- [Aim of the exercise]
Leave out the pictures and repeat the data exactly.

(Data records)
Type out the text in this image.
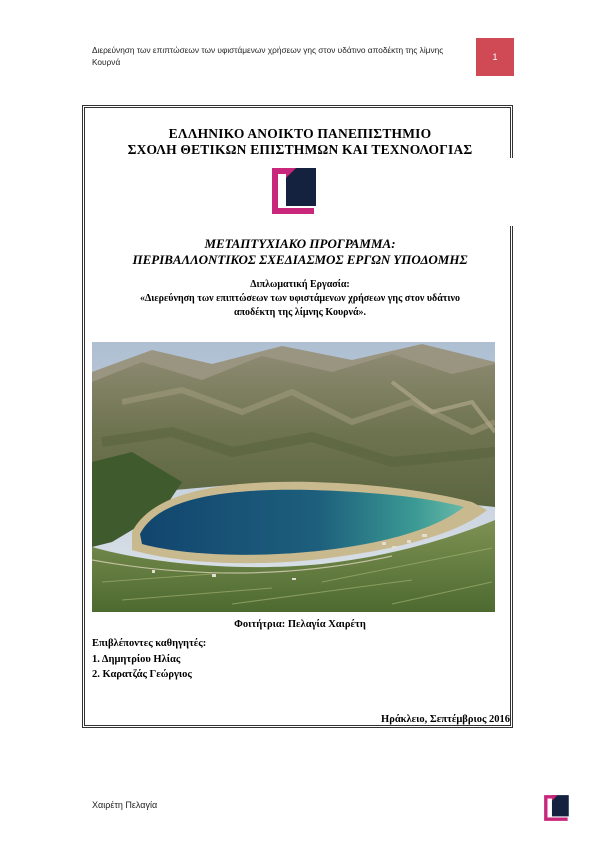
Διερεύνηση των επιπτώσεων των υφιστάμενων χρήσεων γης στον υδάτινο αποδέκτη της λίμνης Κουρνά	1
ΕΛΛΗΝΙΚΟ ΑΝΟΙΚΤΟ ΠΑΝΕΠΙΣΤΗΜΙΟ
ΣΧΟΛΗ ΘΕΤΙΚΩΝ ΕΠΙΣΤΗΜΩΝ ΚΑΙ ΤΕΧΝΟΛΟΓΙΑΣ
ΜΕΤΑΠΤΥΧΙΑΚΟ ΠΡΟΓΡΑΜΜΑ:
ΠΕΡΙΒΑΛΛΟΝΤΙΚΟΣ ΣΧΕΔΙΑΣΜΟΣ ΕΡΓΩΝ ΥΠΟΔΟΜΗΣ
Διπλωματική Εργασία:
«Διερεύνηση των επιπτώσεων των υφιστάμενων χρήσεων γης στον υδάτινο
αποδέκτη της λίμνης Κουρνά».
Φοιτήτρια: Πελαγία Χαιρέτη
Επιβλέποντες καθηγητές:
1. Δημητρίου Ηλίας
2. Καρατζάς Γεώργιος
Ηράκλειο, Σεπτέμβριος 2016
Χαιρέτη Πελαγία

- [Written reply]
Type out the text in this image.
Διερεύνηση των επιπτώσεων των υφιστάμενων χρήσεων γης στον υδάτινο αποδέκτη της λίμνης Κουρνά	1
ΕΛΛΗΝΙΚΟ ΑΝΟΙΚΤΟ ΠΑΝΕΠΙΣΤΗΜΙΟ
ΣΧΟΛΗ ΘΕΤΙΚΩΝ ΕΠΙΣΤΗΜΩΝ ΚΑΙ ΤΕΧΝΟΛΟΓΙΑΣ
ΜΕΤΑΠΤΥΧΙΑΚΟ ΠΡΟΓΡΑΜΜΑ:
ΠΕΡΙΒΑΛΛΟΝΤΙΚΟΣ ΣΧΕΔΙΑΣΜΟΣ ΕΡΓΩΝ ΥΠΟΔΟΜΗΣ
Διπλωματική Εργασία:
«Διερεύνηση των επιπτώσεων των υφιστάμενων χρήσεων γης στον υδάτινο
αποδέκτη της λίμνης Κουρνά».
Φοιτήτρια: Πελαγία Χαιρέτη
Επιβλέποντες καθηγητές:
1. Δημητρίου Ηλίας
2. Καρατζάς Γεώργιος
Ηράκλειο, Σεπτέμβριος 2016
Χαιρέτη Πελαγία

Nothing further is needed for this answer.